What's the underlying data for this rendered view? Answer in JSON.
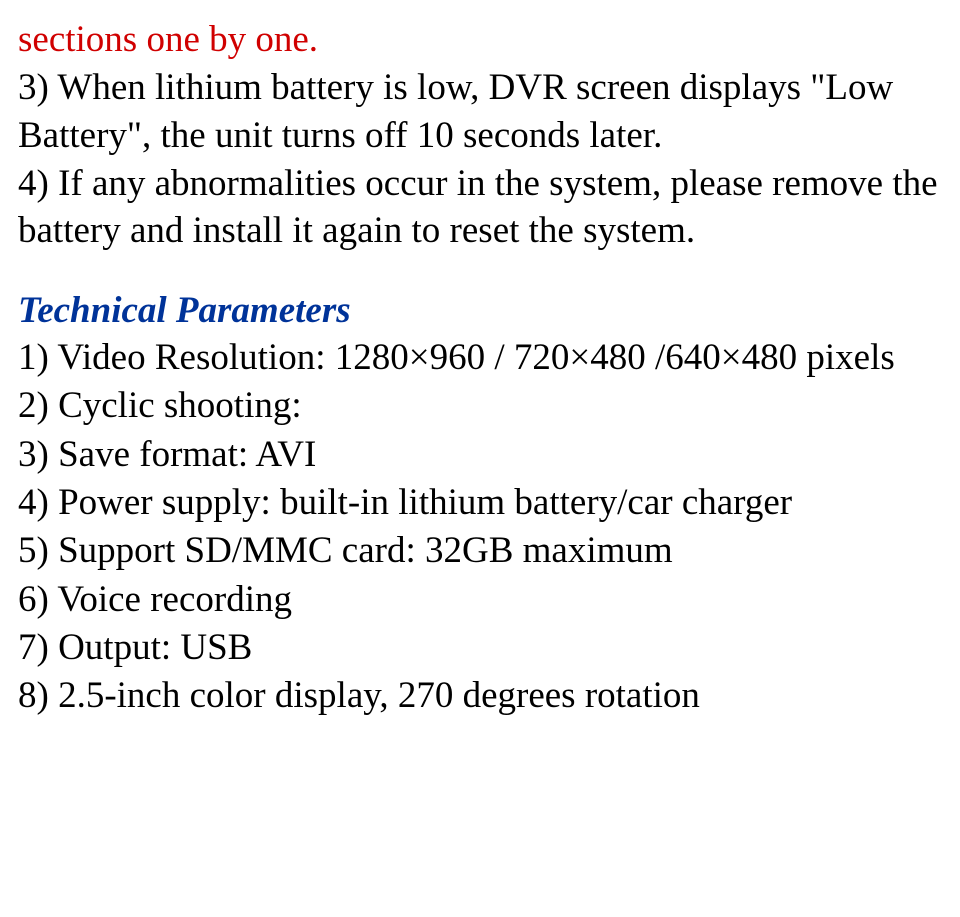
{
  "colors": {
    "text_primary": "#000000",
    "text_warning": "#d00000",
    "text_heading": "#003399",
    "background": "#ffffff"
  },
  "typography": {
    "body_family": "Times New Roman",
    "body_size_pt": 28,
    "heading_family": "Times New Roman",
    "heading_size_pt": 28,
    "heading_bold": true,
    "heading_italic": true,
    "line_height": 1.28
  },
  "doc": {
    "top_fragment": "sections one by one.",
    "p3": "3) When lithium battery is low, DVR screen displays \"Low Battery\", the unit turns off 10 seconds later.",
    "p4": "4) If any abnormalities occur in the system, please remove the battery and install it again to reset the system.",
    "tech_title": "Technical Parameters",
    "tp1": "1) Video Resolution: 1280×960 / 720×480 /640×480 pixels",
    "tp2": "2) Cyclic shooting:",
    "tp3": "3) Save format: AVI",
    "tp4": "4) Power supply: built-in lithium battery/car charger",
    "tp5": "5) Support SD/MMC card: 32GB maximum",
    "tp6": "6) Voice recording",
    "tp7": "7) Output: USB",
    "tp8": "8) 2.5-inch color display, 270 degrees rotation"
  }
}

⁂

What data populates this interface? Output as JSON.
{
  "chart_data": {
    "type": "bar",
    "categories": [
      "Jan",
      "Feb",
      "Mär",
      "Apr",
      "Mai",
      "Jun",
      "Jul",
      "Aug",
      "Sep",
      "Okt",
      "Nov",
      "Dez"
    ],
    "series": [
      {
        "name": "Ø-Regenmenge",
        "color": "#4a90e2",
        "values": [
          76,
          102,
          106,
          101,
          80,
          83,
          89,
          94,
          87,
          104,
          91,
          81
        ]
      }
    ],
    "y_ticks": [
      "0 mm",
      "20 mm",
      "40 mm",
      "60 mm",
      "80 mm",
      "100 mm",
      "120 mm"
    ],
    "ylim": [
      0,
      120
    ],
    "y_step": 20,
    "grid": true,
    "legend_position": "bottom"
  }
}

⁂

> DIRECTIONS FOR THIS TASK
Copy out every line with the word "true".

> RESPONSE
    "heading_bold": true,
    "heading_italic": true,
    "grid": true,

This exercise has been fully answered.